┌──
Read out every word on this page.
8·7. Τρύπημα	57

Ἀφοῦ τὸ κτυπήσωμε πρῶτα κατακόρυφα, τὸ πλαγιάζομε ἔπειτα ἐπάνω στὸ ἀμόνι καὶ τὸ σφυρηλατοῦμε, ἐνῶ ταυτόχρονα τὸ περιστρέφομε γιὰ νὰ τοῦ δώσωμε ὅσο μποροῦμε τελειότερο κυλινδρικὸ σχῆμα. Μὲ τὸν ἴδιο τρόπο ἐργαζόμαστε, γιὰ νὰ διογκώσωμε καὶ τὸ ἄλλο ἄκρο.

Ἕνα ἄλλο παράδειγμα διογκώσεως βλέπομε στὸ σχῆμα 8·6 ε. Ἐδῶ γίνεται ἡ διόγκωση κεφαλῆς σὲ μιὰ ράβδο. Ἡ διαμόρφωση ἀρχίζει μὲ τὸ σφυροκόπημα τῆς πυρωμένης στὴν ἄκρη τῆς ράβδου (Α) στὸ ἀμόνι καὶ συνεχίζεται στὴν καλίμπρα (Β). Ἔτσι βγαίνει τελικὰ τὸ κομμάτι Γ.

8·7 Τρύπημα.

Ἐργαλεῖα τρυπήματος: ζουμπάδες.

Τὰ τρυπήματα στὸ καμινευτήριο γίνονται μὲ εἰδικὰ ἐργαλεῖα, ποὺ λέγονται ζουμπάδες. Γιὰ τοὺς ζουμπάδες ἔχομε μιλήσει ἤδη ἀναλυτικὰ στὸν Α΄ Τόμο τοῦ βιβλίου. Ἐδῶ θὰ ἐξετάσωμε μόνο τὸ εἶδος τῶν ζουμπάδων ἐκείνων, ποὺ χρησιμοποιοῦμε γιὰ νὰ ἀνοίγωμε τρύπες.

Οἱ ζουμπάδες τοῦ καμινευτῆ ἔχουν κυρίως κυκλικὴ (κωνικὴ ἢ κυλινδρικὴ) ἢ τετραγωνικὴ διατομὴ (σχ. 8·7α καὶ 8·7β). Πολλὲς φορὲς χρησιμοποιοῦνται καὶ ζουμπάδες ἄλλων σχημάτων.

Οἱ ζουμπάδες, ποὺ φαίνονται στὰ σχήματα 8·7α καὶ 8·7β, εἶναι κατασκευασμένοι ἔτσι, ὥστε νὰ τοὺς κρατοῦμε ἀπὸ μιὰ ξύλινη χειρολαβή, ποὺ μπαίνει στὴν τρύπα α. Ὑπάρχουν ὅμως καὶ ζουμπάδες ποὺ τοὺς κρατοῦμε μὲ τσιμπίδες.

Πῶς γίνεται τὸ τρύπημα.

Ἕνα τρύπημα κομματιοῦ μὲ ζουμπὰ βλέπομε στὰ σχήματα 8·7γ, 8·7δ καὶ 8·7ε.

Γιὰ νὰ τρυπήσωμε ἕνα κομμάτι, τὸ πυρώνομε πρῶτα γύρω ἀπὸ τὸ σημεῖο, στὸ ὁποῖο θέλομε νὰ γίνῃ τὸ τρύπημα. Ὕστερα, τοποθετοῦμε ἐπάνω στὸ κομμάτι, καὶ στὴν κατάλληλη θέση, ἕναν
└──
#### [Problem to work on]
Write every line of the material above again, exactly.

#### [Solution for this task]
Read out every word on this page.
8·7. Τρύπημα	57

Ἀφοῦ τὸ κτυπήσωμε πρῶτα κατακόρυφα, τὸ πλαγιάζομε ἔπειτα ἐπάνω στὸ ἀμόνι καὶ τὸ σφυρηλατοῦμε, ἐνῶ ταυτόχρονα τὸ περιστρέφομε γιὰ νὰ τοῦ δώσωμε ὅσο μποροῦμε τελειότερο κυλινδρικὸ σχῆμα. Μὲ τὸν ἴδιο τρόπο ἐργαζόμαστε, γιὰ νὰ διογκώσωμε καὶ τὸ ἄλλο ἄκρο.

Ἕνα ἄλλο παράδειγμα διογκώσεως βλέπομε στὸ σχῆμα 8·6 ε. Ἐδῶ γίνεται ἡ διόγκωση κεφαλῆς σὲ μιὰ ράβδο. Ἡ διαμόρφωση ἀρχίζει μὲ τὸ σφυροκόπημα τῆς πυρωμένης στὴν ἄκρη τῆς ράβδου (Α) στὸ ἀμόνι καὶ συνεχίζεται στὴν καλίμπρα (Β). Ἔτσι βγαίνει τελικὰ τὸ κομμάτι Γ.

8·7 Τρύπημα.

Ἐργαλεῖα τρυπήματος: ζουμπάδες.

Τὰ τρυπήματα στὸ καμινευτήριο γίνονται μὲ εἰδικὰ ἐργαλεῖα, ποὺ λέγονται ζουμπάδες. Γιὰ τοὺς ζουμπάδες ἔχομε μιλήσει ἤδη ἀναλυτικὰ στὸν Α΄ Τόμο τοῦ βιβλίου. Ἐδῶ θὰ ἐξετάσωμε μόνο τὸ εἶδος τῶν ζουμπάδων ἐκείνων, ποὺ χρησιμοποιοῦμε γιὰ νὰ ἀνοίγωμε τρύπες.

Οἱ ζουμπάδες τοῦ καμινευτῆ ἔχουν κυρίως κυκλικὴ (κωνικὴ ἢ κυλινδρικὴ) ἢ τετραγωνικὴ διατομὴ (σχ. 8·7α καὶ 8·7β). Πολλὲς φορὲς χρησιμοποιοῦνται καὶ ζουμπάδες ἄλλων σχημάτων.

Οἱ ζουμπάδες, ποὺ φαίνονται στὰ σχήματα 8·7α καὶ 8·7β, εἶναι κατασκευασμένοι ἔτσι, ὥστε νὰ τοὺς κρατοῦμε ἀπὸ μιὰ ξύλινη χειρολαβή, ποὺ μπαίνει στὴν τρύπα α. Ὑπάρχουν ὅμως καὶ ζουμπάδες ποὺ τοὺς κρατοῦμε μὲ τσιμπίδες.

Πῶς γίνεται τὸ τρύπημα.

Ἕνα τρύπημα κομματιοῦ μὲ ζουμπὰ βλέπομε στὰ σχήματα 8·7γ, 8·7δ καὶ 8·7ε.

Γιὰ νὰ τρυπήσωμε ἕνα κομμάτι, τὸ πυρώνομε πρῶτα γύρω ἀπὸ τὸ σημεῖο, στὸ ὁποῖο θέλομε νὰ γίνῃ τὸ τρύπημα. Ὕστερα, τοποθετοῦμε ἐπάνω στὸ κομμάτι, καὶ στὴν κατάλληλη θέση, ἕναν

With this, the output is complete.